EKWB also sells a range of Monoblocks, and CPU blocks that are much larger and also cool the motherboard's VRM to ensure that it does not overheat from high load. These monoblocks are based on the EK-Supremacy EVO.

EKWB often works in collaboration with computer hardware brands such as Asus, MSI and Gigabyte to bring custom monoblocks to their high-end gaming motherboards and GPUs. Those custom-built blocks will usually have cooling for the CPU, VRMs, M.2 slot and chipset/southbridge. Those blocks are sold as part of their respective motherboards or GPUs, rather than as a separate aftermarket part by EKWB.

Blocks are offered in a number of finishes, with interchangeable top parts. Blocks are made from copper (or in the Fluid Gaming case aluminium) and either left as bare copper, nickel-plated or gold-plated. The block's top, as They call it, are made from either nickel-plated brass, Acetal (usually black, though white is an option) or plexi tops (both clear and colour tinted).

In late 2021, EKWB announced the launch of a new AMD AM4 socket-based monoblock belonging to the Quantum Line of products, the EK-Quantum Momentum² ROG Strix X570-I Gaming D-RGB. This monoblock is engineered specifically for the ROG Strix X570-I Gaming ITX motherboard from ASUS. The addressable D-RGB LED in the monoblock is compatible with ASUS Aura Sync RGB control and offers a full lighting customization experience for every single diode at any given time. This monoblock is EK-Matrix7 compatible.

- USING THE INFORMATION:
1. For each statement about the EKWB passage, answer yes or no according to the passage, and quote the words of the passage that decide it. (a) EKWB sells the custom blocks made with Asus, MSI and Gigabyte as separate aftermarket parts. (b) EKWB's monoblocks are based on the EK-Supremacy EVO. (c) The EK-Quantum Momentum² ROG Strix X570-I Gaming D-RGB is built for an Intel socket.
2. Please reproduce word for word the part of the EKWB passage that opens with the words containing "Blocks are offered" and closes with "and colour tinted).".
The entries that follow have no connection to the passage on EKWB blocks.

- GIVEN DATA:

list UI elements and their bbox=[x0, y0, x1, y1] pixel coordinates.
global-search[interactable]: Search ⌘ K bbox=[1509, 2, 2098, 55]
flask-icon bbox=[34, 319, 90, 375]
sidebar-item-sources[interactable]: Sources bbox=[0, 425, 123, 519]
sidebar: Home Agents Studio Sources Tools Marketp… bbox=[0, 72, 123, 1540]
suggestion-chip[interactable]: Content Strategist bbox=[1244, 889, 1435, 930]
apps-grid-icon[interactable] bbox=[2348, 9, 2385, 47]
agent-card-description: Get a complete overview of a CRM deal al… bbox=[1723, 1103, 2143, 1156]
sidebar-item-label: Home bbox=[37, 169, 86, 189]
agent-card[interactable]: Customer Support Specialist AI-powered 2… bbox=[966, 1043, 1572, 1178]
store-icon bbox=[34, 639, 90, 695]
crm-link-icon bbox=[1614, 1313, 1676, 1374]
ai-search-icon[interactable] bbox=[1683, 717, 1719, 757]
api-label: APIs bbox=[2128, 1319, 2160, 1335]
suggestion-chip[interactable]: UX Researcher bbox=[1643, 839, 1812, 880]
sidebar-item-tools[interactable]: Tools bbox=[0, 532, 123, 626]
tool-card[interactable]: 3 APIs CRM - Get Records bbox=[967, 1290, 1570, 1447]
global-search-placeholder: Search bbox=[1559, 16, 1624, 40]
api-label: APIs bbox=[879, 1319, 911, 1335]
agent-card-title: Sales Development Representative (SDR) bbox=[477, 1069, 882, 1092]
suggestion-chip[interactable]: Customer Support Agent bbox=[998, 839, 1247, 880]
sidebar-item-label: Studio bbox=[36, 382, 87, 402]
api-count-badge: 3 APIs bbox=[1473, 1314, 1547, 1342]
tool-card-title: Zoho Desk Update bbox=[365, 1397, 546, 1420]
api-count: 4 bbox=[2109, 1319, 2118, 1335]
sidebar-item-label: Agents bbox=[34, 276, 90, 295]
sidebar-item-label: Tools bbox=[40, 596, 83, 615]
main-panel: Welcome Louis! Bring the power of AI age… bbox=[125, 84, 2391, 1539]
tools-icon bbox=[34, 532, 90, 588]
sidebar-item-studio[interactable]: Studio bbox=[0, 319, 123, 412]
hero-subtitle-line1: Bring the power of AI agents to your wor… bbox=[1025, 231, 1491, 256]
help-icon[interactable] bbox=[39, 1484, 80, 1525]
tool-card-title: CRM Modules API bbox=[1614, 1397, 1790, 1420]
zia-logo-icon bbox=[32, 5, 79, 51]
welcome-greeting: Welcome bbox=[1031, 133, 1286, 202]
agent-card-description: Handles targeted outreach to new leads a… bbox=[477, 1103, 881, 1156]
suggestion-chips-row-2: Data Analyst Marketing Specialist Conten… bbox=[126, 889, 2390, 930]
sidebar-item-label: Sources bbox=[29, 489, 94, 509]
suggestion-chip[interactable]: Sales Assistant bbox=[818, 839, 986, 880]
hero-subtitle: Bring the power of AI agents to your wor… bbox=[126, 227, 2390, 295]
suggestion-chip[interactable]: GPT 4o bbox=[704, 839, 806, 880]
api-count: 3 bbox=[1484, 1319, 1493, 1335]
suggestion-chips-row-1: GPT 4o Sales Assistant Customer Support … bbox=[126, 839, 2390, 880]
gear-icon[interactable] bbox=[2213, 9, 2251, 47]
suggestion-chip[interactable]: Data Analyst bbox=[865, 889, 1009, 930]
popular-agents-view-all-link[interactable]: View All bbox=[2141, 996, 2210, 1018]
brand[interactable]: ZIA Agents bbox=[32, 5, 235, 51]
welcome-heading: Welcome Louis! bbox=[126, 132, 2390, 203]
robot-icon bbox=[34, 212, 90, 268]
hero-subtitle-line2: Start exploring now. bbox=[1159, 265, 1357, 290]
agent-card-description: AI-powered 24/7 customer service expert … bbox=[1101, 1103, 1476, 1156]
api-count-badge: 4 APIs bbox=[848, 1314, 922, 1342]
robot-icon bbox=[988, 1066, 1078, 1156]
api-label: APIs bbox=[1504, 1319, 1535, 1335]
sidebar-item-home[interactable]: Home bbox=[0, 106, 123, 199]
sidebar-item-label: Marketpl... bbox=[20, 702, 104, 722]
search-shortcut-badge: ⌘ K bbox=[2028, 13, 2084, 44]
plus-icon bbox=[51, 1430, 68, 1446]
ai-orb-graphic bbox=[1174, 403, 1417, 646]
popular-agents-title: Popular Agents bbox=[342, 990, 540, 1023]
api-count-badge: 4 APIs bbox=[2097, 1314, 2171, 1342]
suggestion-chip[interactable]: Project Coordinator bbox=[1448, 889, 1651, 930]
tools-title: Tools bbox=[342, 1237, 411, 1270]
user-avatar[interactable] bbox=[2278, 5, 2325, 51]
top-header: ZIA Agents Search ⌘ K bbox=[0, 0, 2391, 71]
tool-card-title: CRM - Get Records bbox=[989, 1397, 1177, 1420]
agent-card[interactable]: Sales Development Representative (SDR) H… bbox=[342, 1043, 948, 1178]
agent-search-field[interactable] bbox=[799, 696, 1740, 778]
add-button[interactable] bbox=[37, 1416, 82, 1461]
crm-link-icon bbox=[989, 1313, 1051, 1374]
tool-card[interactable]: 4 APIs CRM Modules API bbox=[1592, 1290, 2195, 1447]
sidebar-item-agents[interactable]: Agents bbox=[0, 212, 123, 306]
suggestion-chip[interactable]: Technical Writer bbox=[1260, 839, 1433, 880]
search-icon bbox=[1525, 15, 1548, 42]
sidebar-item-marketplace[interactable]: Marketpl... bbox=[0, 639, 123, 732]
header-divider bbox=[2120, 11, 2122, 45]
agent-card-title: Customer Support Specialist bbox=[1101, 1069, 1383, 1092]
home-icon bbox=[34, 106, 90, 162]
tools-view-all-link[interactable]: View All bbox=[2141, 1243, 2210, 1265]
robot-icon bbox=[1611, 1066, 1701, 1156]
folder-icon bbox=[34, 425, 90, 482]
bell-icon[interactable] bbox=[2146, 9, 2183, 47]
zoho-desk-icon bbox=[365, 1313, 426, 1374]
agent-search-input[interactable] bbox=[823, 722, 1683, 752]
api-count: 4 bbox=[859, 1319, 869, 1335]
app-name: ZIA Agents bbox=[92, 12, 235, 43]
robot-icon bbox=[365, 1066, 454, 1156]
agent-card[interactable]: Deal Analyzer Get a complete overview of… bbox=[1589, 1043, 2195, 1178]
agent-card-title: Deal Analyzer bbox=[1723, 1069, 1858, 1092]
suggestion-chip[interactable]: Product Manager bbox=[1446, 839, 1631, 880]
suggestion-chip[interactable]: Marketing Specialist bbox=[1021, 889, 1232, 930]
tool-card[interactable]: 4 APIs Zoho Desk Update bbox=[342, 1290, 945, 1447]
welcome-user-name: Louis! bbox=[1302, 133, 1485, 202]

- REPLIES:
1.
(a) No: "Those blocks are sold as part of their respective motherboards or GPUs, rather than as a separate aftermarket part by EKWB."
(b) Yes: "These monoblocks are based on the EK-Supremacy EVO."
(c) No: "a new AMD AM4 socket-based monoblock"

2.
Blocks are offered in a number of finishes, with interchangeable top parts. Blocks are made from copper (or in the Fluid Gaming case aluminium) and either left as bare copper, nickel-plated or gold-plated. The block's top, as They call it, are made from either nickel-plated brass, Acetal (usually black, though white is an option) or plexi tops (both clear and colour tinted).